§ Dataset excerpts
<<<<

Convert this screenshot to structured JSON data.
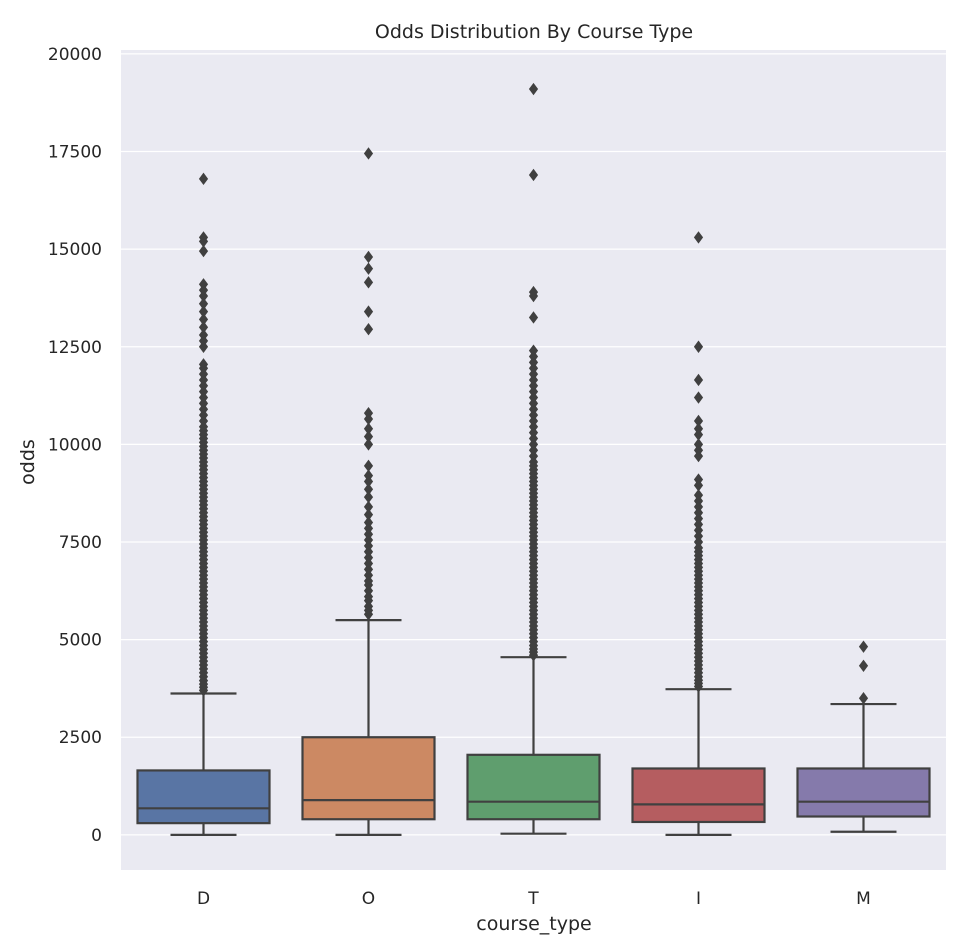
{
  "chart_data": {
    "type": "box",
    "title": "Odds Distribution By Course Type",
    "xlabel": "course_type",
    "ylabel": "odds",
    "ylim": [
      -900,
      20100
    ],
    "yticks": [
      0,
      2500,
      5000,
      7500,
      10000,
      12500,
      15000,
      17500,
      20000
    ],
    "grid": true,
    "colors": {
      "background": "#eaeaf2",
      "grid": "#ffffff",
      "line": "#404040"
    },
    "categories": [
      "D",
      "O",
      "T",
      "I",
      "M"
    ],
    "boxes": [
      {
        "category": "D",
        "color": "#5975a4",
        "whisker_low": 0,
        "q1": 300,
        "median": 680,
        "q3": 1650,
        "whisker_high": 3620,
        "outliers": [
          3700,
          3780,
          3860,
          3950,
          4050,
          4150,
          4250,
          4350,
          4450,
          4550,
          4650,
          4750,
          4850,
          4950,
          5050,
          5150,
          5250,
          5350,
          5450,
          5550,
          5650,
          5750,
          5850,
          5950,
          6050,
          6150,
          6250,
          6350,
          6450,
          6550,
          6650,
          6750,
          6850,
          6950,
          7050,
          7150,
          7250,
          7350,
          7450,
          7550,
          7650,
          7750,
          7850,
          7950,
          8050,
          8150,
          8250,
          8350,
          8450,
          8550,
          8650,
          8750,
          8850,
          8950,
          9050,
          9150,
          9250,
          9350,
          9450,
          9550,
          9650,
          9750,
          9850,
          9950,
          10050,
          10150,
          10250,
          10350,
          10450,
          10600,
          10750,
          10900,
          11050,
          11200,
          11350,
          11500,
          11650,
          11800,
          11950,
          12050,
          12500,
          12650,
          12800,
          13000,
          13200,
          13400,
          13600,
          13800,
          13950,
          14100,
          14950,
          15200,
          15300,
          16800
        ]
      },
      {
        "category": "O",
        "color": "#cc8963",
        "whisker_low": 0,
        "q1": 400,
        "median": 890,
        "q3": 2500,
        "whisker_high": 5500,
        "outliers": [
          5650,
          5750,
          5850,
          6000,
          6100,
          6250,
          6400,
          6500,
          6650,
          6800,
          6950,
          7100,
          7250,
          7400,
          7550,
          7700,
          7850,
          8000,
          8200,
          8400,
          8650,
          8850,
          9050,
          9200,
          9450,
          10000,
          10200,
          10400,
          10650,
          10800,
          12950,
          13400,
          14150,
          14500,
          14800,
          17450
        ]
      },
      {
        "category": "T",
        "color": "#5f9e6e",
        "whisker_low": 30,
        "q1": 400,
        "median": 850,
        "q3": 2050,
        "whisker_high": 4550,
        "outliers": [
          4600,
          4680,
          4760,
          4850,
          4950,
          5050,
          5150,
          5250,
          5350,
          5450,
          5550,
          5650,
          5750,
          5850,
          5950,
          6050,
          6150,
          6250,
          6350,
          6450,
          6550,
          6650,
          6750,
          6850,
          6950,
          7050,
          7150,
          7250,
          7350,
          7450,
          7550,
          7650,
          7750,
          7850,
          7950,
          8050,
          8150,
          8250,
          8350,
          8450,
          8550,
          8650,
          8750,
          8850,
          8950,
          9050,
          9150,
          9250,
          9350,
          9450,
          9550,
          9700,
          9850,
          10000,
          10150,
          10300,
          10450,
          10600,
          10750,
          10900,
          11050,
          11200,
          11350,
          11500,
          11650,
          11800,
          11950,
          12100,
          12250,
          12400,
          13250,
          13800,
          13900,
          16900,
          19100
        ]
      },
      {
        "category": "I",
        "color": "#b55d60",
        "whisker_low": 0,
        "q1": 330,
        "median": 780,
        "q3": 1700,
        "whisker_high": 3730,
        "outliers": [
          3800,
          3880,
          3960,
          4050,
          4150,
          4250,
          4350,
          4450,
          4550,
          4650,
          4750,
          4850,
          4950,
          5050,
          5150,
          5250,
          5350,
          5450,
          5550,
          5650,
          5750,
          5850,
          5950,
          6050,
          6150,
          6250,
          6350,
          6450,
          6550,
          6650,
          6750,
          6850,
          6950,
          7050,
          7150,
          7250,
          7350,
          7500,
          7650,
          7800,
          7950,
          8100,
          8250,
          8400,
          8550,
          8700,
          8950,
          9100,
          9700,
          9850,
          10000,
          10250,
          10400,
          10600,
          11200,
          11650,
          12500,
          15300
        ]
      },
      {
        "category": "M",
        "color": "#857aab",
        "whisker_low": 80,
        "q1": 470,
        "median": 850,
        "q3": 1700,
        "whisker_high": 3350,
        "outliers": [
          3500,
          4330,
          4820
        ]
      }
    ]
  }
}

>>>>
<<<<

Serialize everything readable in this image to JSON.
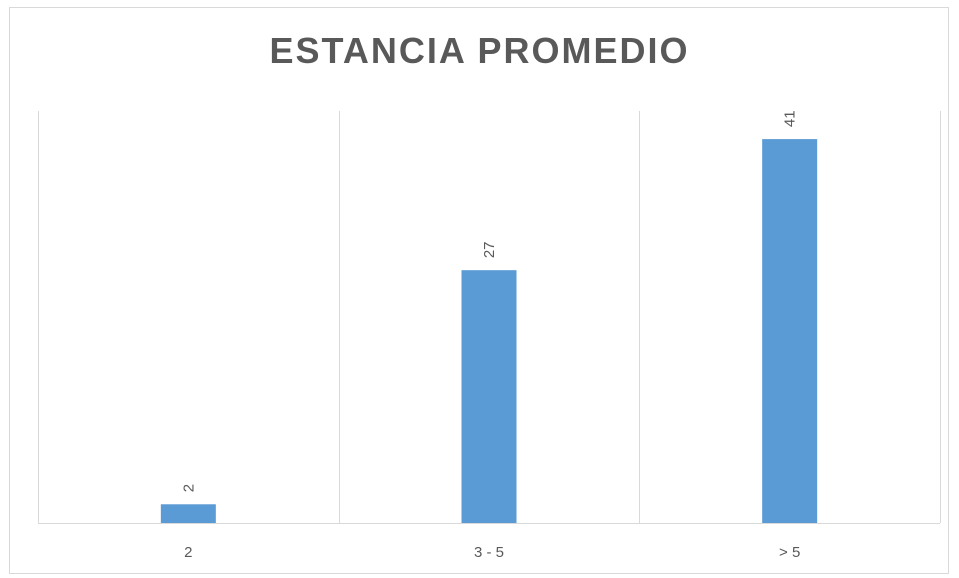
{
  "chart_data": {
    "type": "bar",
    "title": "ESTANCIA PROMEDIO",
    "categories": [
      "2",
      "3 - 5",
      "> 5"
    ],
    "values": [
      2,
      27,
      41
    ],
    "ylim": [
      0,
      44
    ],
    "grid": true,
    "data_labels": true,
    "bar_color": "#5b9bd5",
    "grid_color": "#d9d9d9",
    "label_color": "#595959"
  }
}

>>>>
<<<<

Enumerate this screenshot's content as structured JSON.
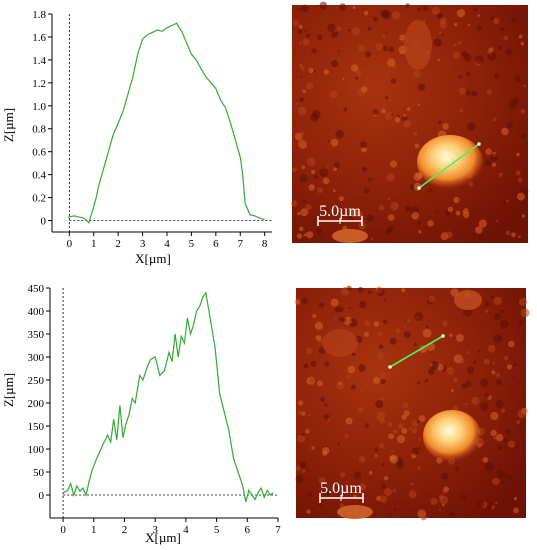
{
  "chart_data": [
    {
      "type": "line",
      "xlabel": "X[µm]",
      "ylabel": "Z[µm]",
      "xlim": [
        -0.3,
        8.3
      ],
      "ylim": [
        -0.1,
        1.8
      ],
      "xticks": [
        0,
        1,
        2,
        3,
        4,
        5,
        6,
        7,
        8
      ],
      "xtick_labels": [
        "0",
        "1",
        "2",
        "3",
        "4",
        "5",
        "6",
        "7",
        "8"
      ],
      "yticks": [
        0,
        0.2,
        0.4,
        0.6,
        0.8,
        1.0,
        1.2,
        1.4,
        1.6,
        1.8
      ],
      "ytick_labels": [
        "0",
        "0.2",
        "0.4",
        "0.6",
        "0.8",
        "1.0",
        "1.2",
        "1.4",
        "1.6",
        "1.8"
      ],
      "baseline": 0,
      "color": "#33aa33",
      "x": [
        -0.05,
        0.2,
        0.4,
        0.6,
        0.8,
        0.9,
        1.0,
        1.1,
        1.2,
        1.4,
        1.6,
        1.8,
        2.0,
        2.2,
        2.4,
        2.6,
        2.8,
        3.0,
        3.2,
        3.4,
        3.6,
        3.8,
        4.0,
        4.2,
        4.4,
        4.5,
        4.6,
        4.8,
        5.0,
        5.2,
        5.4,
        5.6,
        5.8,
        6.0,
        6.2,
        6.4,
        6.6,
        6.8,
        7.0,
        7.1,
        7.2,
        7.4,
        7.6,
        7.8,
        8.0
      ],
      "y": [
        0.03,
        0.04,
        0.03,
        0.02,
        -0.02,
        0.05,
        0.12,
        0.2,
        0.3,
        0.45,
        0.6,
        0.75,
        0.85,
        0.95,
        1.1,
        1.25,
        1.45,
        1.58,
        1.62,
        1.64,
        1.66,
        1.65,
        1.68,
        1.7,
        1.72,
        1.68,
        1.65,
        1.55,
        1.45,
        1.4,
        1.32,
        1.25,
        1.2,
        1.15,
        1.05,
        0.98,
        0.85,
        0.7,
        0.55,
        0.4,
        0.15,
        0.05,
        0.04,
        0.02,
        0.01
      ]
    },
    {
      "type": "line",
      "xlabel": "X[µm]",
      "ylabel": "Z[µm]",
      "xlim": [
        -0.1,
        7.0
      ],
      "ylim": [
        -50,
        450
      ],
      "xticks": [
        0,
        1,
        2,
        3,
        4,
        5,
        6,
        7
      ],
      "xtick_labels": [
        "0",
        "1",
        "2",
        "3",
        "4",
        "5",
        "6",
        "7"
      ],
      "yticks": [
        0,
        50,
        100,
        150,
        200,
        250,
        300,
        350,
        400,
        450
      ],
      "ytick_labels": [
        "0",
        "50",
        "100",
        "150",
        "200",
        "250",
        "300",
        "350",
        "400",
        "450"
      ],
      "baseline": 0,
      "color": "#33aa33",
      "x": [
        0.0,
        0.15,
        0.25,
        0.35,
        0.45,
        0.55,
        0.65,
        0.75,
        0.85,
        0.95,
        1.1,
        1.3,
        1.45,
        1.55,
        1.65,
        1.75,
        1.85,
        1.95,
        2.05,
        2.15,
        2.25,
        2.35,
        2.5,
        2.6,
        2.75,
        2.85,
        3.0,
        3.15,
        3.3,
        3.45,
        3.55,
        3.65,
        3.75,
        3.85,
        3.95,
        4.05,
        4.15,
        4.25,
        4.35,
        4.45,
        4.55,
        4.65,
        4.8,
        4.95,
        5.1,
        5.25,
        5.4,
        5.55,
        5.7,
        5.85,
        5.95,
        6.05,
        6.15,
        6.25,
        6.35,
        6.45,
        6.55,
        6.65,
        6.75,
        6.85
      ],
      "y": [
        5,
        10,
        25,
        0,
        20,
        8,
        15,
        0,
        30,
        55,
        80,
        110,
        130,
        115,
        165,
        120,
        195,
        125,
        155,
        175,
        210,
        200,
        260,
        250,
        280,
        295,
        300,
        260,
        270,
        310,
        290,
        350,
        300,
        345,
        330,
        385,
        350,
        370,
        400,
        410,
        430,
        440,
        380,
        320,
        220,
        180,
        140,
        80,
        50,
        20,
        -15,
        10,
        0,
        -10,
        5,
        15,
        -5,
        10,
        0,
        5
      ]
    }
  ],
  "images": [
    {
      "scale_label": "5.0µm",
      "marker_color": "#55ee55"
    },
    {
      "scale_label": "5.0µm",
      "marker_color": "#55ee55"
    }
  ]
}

>>>>

§ Task requirements
Report how many lines of the listing hold the word "structured", with nothing but the number.

§ Output of the exercise
2